• INSTRUCTIONS TO FOLLOW
From the listing, collect all lines containing the word "name".

Excerpts from a figure dataset:
▽

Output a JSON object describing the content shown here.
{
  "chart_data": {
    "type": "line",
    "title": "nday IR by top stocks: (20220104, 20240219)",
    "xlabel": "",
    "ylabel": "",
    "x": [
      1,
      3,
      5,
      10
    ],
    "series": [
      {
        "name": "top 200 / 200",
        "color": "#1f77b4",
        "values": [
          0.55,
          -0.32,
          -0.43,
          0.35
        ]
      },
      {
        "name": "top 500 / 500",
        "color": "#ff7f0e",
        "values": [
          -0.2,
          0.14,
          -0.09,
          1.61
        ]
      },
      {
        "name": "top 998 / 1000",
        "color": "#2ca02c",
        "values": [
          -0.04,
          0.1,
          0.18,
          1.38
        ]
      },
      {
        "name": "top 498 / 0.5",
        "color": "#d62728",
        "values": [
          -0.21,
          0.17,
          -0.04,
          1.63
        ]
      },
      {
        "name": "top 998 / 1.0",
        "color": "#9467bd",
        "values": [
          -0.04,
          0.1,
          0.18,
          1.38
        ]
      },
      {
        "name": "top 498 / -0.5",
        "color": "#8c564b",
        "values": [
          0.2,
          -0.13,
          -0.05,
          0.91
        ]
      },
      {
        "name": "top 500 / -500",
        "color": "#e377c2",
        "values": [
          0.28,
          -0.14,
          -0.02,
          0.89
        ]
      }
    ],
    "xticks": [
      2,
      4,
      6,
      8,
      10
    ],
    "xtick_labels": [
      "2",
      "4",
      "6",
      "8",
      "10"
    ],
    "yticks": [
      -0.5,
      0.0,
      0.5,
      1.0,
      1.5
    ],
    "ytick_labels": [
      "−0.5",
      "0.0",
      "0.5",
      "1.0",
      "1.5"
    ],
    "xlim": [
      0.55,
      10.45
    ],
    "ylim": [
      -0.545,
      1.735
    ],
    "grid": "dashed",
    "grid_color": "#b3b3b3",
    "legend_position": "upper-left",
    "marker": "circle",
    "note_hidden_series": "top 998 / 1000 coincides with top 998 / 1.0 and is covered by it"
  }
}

△

• RIGHT ANSWER
        "name": "top 200 / 200",
        "name": "top 500 / 500",
        "name": "top 998 / 1000",
        "name": "top 498 / 0.5",
        "name": "top 998 / 1.0",
        "name": "top 498 / -0.5",
        "name": "top 500 / -500",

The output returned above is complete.